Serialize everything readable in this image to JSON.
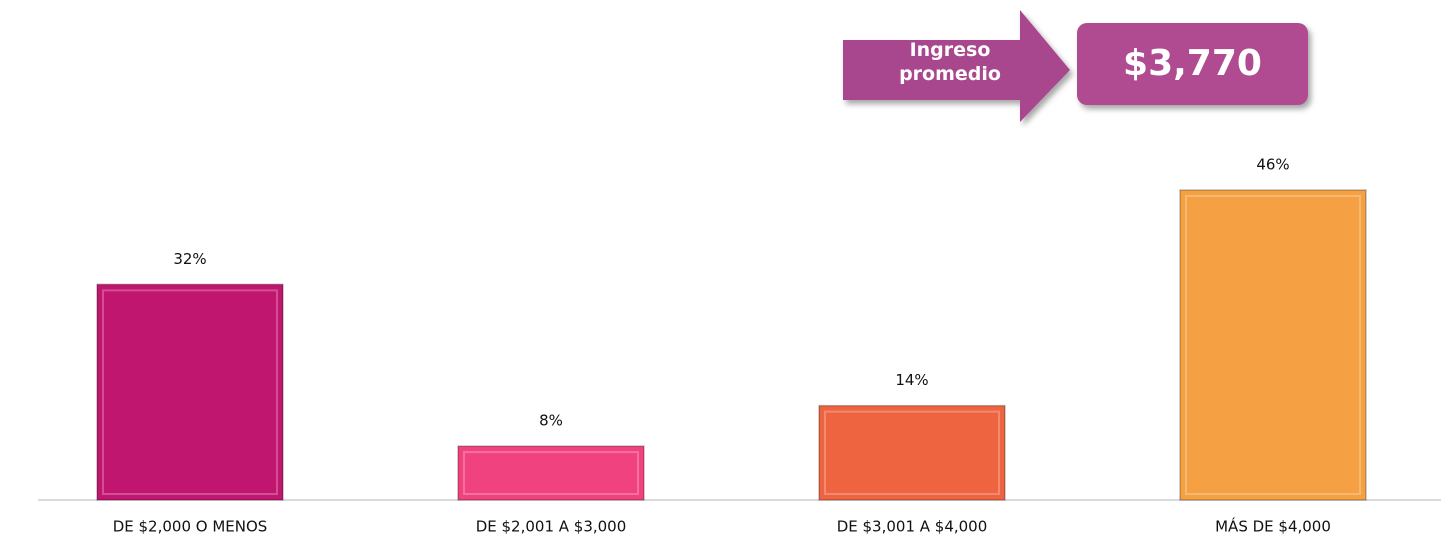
{
  "chart_data": {
    "type": "bar",
    "categories": [
      "DE $2,000 O MENOS",
      "DE $2,001 A $3,000",
      "DE $3,001 A $4,000",
      "MÁS DE $4,000"
    ],
    "values": [
      32,
      8,
      14,
      46
    ],
    "value_labels": [
      "32%",
      "8%",
      "14%",
      "46%"
    ],
    "colors": [
      "#c0166f",
      "#f0427f",
      "#ee6340",
      "#f5a043"
    ],
    "annotation": {
      "label": "Ingreso promedio",
      "value": "$3,770"
    }
  }
}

******************************

_What is being asked_
Make a word-for-word copy of the entries, without any pictures.

_Correct result_
Serialize everything readable in this image to JSON.
{
  "chart_data": {
    "type": "bar",
    "categories": [
      "DE $2,000 O MENOS",
      "DE $2,001 A $3,000",
      "DE $3,001 A $4,000",
      "MÁS DE $4,000"
    ],
    "values": [
      32,
      8,
      14,
      46
    ],
    "value_labels": [
      "32%",
      "8%",
      "14%",
      "46%"
    ],
    "colors": [
      "#c0166f",
      "#f0427f",
      "#ee6340",
      "#f5a043"
    ],
    "annotation": {
      "label": "Ingreso promedio",
      "value": "$3,770"
    }
  }
}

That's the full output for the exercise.